> **Aim**
From the entries below, copy every line where the string "接听手持电话" appears.

> **Input for this task**
** start **

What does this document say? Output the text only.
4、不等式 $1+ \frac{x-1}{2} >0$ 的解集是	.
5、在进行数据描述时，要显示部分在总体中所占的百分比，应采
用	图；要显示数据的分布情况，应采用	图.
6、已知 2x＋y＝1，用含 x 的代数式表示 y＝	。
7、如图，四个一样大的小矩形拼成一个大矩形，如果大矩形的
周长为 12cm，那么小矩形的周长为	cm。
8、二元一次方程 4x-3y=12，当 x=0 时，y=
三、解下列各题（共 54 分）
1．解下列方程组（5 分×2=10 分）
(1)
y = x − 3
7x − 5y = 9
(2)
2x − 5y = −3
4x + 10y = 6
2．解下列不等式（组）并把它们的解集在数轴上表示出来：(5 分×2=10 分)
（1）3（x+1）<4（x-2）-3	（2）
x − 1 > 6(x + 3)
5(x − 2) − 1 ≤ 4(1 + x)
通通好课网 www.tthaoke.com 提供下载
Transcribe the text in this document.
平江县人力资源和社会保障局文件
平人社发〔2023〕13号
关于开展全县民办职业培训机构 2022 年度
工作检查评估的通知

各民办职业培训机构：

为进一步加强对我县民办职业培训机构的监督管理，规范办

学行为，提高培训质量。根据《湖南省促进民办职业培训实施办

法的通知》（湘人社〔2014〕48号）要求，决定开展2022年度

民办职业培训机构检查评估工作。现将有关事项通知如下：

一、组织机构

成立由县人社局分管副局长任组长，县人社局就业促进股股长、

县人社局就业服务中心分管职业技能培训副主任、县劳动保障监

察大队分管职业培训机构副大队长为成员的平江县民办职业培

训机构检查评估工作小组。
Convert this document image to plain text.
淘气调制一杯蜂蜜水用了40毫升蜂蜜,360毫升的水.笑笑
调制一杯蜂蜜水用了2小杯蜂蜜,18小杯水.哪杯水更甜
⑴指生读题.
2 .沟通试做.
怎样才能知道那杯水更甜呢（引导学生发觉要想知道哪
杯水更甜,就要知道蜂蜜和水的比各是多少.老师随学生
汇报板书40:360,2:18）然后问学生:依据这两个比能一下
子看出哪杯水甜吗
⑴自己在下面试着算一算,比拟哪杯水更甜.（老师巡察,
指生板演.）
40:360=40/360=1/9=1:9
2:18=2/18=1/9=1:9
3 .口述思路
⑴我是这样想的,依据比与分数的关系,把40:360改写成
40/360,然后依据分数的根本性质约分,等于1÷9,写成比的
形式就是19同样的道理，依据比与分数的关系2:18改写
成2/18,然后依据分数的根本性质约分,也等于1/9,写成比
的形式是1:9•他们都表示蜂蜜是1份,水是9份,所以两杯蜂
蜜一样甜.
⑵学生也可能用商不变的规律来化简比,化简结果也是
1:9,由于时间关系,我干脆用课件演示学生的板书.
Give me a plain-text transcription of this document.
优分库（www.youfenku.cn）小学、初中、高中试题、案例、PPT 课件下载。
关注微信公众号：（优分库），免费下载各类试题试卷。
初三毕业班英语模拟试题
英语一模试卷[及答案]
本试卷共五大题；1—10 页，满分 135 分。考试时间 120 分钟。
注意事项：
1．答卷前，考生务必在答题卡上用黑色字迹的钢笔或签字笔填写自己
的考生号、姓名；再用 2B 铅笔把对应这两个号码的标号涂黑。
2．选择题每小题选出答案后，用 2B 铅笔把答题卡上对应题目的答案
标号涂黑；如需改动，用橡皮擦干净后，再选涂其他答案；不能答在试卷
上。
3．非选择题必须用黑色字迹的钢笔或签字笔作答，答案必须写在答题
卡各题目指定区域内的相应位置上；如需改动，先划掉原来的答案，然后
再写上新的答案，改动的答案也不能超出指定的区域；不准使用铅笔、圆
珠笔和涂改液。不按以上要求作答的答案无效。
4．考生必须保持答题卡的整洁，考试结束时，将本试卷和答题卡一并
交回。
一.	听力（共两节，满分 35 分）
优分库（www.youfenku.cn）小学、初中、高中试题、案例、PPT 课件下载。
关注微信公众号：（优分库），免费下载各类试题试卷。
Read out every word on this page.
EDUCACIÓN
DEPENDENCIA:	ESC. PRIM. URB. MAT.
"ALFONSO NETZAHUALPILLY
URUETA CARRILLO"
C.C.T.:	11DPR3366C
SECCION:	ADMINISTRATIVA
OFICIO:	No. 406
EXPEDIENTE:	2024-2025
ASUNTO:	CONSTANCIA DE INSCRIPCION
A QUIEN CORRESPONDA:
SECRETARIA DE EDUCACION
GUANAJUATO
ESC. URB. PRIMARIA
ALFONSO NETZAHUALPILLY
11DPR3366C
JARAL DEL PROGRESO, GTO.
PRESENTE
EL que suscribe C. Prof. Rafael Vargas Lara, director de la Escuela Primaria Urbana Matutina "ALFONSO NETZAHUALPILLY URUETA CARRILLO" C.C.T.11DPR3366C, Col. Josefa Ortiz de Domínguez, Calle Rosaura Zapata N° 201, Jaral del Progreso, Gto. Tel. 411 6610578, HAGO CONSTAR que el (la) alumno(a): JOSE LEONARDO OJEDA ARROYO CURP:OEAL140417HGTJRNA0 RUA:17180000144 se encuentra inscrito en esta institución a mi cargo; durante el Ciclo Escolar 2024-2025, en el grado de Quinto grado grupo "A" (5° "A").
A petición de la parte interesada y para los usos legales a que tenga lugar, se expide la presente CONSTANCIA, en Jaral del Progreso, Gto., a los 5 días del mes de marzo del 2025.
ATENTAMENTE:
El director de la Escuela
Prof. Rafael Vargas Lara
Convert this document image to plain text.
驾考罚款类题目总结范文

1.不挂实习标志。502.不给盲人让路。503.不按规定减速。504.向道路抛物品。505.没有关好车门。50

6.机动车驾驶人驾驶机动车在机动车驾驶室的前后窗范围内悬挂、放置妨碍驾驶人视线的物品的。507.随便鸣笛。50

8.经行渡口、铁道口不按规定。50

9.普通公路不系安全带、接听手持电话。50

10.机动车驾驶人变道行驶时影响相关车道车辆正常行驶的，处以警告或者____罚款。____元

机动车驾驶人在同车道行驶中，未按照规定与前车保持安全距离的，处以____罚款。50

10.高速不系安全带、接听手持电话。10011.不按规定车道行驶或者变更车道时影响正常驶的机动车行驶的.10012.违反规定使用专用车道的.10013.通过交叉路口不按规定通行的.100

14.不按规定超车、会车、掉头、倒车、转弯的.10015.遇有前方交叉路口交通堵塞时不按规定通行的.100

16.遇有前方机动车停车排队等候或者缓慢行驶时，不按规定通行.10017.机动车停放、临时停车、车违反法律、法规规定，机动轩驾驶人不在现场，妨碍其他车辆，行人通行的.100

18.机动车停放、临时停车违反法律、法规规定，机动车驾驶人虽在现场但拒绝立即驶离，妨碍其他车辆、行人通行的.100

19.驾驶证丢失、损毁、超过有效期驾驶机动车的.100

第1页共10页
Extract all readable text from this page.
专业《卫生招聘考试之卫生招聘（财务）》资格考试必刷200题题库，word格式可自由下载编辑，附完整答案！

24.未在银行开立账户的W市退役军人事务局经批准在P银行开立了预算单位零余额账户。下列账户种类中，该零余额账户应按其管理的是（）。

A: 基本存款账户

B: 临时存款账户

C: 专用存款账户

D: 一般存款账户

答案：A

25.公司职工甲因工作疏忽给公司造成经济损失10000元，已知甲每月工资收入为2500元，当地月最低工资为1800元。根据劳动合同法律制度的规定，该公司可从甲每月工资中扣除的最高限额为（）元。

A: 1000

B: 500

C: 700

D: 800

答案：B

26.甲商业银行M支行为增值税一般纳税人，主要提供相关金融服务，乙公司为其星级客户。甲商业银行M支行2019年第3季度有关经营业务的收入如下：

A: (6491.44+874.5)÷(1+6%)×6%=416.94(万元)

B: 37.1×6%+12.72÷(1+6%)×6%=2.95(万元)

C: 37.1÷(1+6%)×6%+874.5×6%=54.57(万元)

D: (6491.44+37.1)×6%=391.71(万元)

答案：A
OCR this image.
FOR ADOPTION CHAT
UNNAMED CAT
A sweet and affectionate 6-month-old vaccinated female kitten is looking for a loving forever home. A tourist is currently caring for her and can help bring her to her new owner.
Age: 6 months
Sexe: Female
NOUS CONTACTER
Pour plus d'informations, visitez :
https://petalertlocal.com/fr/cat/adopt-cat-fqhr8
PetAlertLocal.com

** end **

> **Reply**
9.普通公路不系安全带、接听手持电话。50
10.高速不系安全带、接听手持电话。10011.不按规定车道行驶或者变更车道时影响正常驶的机动车行驶的.10012.违反规定使用专用车道的.10013.通过交叉路口不按规定通行的.100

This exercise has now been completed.